■ Material for this task ■
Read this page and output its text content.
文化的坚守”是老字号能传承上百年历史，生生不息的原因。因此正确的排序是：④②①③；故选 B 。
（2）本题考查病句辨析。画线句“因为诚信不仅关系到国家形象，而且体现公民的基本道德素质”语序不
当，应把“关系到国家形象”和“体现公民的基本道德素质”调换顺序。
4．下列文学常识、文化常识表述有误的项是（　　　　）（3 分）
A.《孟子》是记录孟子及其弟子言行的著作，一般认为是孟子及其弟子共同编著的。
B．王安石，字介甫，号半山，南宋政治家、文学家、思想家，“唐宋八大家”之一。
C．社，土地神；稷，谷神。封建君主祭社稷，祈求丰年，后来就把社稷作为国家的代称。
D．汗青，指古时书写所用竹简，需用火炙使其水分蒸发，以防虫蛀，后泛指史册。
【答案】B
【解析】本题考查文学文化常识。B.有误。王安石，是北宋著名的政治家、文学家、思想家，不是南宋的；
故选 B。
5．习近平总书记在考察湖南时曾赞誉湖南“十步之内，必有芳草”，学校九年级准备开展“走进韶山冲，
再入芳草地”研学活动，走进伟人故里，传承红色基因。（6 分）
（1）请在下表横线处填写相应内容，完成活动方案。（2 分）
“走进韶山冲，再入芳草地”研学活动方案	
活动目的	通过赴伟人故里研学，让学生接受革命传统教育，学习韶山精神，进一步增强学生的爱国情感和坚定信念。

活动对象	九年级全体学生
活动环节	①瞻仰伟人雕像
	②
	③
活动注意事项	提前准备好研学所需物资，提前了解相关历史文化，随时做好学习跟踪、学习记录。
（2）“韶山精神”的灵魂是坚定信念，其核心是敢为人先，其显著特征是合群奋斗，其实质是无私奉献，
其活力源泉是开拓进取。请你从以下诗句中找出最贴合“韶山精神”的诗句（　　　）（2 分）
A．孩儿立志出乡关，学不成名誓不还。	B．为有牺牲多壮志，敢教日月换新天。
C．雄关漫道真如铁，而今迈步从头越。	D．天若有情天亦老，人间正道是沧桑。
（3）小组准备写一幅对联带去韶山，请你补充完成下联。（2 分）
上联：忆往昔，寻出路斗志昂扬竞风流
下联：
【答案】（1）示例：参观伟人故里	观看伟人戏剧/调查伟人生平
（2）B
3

■ Do this ■
Transcribe the material above word for word.

■ Written answer ■
Read this page and output its text content.
文化的坚守”是老字号能传承上百年历史，生生不息的原因。因此正确的排序是：④②①③；故选 B 。
（2）本题考查病句辨析。画线句“因为诚信不仅关系到国家形象，而且体现公民的基本道德素质”语序不
当，应把“关系到国家形象”和“体现公民的基本道德素质”调换顺序。
4．下列文学常识、文化常识表述有误的项是（　　　　）（3 分）
A.《孟子》是记录孟子及其弟子言行的著作，一般认为是孟子及其弟子共同编著的。
B．王安石，字介甫，号半山，南宋政治家、文学家、思想家，“唐宋八大家”之一。
C．社，土地神；稷，谷神。封建君主祭社稷，祈求丰年，后来就把社稷作为国家的代称。
D．汗青，指古时书写所用竹简，需用火炙使其水分蒸发，以防虫蛀，后泛指史册。
【答案】B
【解析】本题考查文学文化常识。B.有误。王安石，是北宋著名的政治家、文学家、思想家，不是南宋的；
故选 B。
5．习近平总书记在考察湖南时曾赞誉湖南“十步之内，必有芳草”，学校九年级准备开展“走进韶山冲，
再入芳草地”研学活动，走进伟人故里，传承红色基因。（6 分）
（1）请在下表横线处填写相应内容，完成活动方案。（2 分）
“走进韶山冲，再入芳草地”研学活动方案	
活动目的	通过赴伟人故里研学，让学生接受革命传统教育，学习韶山精神，进一步增强学生的爱国情感和坚定信念。

活动对象	九年级全体学生
活动环节	①瞻仰伟人雕像
	②
	③
活动注意事项	提前准备好研学所需物资，提前了解相关历史文化，随时做好学习跟踪、学习记录。
（2）“韶山精神”的灵魂是坚定信念，其核心是敢为人先，其显著特征是合群奋斗，其实质是无私奉献，
其活力源泉是开拓进取。请你从以下诗句中找出最贴合“韶山精神”的诗句（　　　）（2 分）
A．孩儿立志出乡关，学不成名誓不还。	B．为有牺牲多壮志，敢教日月换新天。
C．雄关漫道真如铁，而今迈步从头越。	D．天若有情天亦老，人间正道是沧桑。
（3）小组准备写一幅对联带去韶山，请你补充完成下联。（2 分）
上联：忆往昔，寻出路斗志昂扬竞风流
下联：
【答案】（1）示例：参观伟人故里	观看伟人戏剧/调查伟人生平
（2）B
3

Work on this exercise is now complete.